STATED GOAL
Retype each line exactly. Skip images.

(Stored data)
** BEGIN **

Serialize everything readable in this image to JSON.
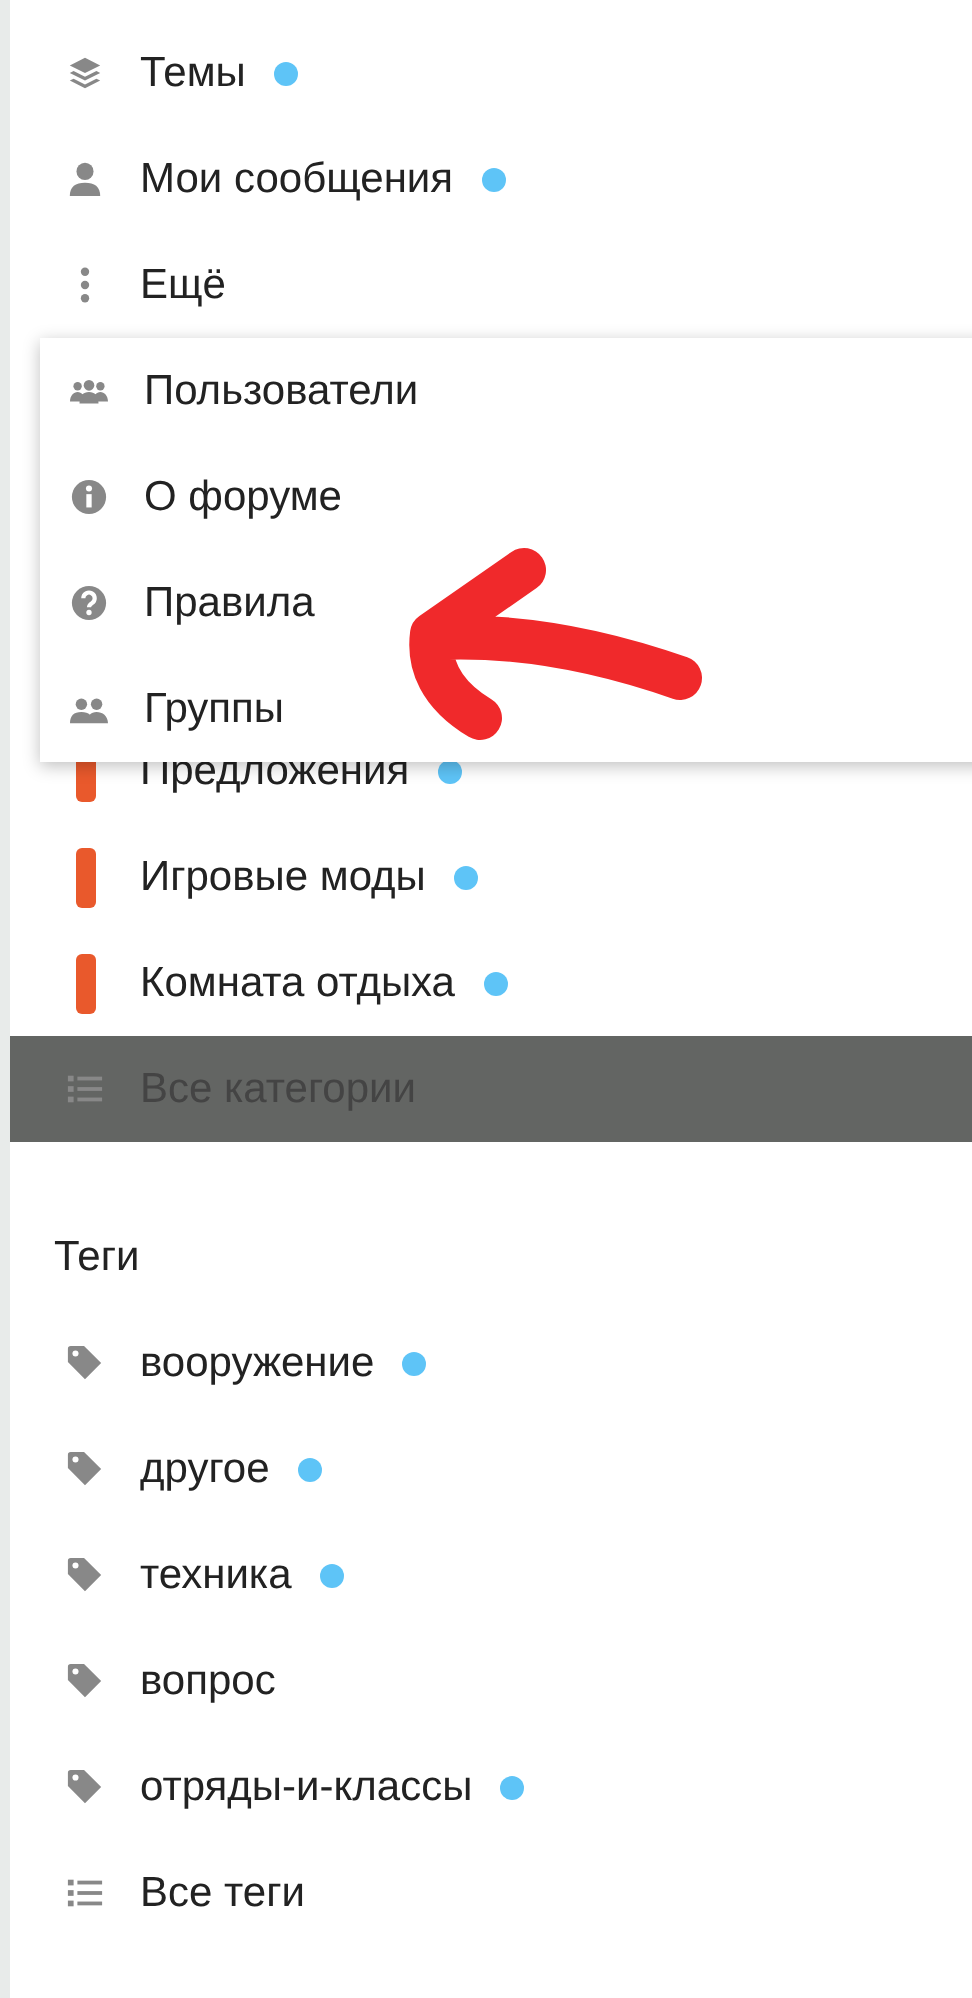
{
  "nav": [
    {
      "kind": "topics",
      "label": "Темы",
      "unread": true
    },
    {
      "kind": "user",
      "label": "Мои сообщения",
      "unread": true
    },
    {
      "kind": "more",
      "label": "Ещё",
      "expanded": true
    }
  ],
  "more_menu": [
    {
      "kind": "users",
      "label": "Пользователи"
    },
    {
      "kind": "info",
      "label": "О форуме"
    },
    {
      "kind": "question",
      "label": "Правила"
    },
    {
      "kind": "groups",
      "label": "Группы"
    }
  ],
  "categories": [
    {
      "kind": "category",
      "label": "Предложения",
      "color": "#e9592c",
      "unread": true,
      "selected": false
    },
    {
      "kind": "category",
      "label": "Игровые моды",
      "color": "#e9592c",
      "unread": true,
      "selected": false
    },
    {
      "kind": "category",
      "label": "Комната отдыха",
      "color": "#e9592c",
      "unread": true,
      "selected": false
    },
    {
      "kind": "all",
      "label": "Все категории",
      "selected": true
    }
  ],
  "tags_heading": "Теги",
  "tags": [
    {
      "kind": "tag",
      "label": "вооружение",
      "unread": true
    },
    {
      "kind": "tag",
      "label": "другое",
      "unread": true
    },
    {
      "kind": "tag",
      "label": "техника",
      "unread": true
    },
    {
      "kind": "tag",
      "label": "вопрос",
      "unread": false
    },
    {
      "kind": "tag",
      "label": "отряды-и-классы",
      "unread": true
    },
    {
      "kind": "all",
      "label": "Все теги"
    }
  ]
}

** END **

CORRECT ANSWER
Serialize everything readable in this image to JSON.
{
  "nav": [
    {
      "kind": "topics",
      "label": "Темы",
      "unread": true
    },
    {
      "kind": "user",
      "label": "Мои сообщения",
      "unread": true
    },
    {
      "kind": "more",
      "label": "Ещё",
      "expanded": true
    }
  ],
  "more_menu": [
    {
      "kind": "users",
      "label": "Пользователи"
    },
    {
      "kind": "info",
      "label": "О форуме"
    },
    {
      "kind": "question",
      "label": "Правила"
    },
    {
      "kind": "groups",
      "label": "Группы"
    }
  ],
  "categories": [
    {
      "kind": "category",
      "label": "Предложения",
      "color": "#e9592c",
      "unread": true,
      "selected": false
    },
    {
      "kind": "category",
      "label": "Игровые моды",
      "color": "#e9592c",
      "unread": true,
      "selected": false
    },
    {
      "kind": "category",
      "label": "Комната отдыха",
      "color": "#e9592c",
      "unread": true,
      "selected": false
    },
    {
      "kind": "all",
      "label": "Все категории",
      "selected": true
    }
  ],
  "tags_heading": "Теги",
  "tags": [
    {
      "kind": "tag",
      "label": "вооружение",
      "unread": true
    },
    {
      "kind": "tag",
      "label": "другое",
      "unread": true
    },
    {
      "kind": "tag",
      "label": "техника",
      "unread": true
    },
    {
      "kind": "tag",
      "label": "вопрос",
      "unread": false
    },
    {
      "kind": "tag",
      "label": "отряды-и-классы",
      "unread": true
    },
    {
      "kind": "all",
      "label": "Все теги"
    }
  ]
}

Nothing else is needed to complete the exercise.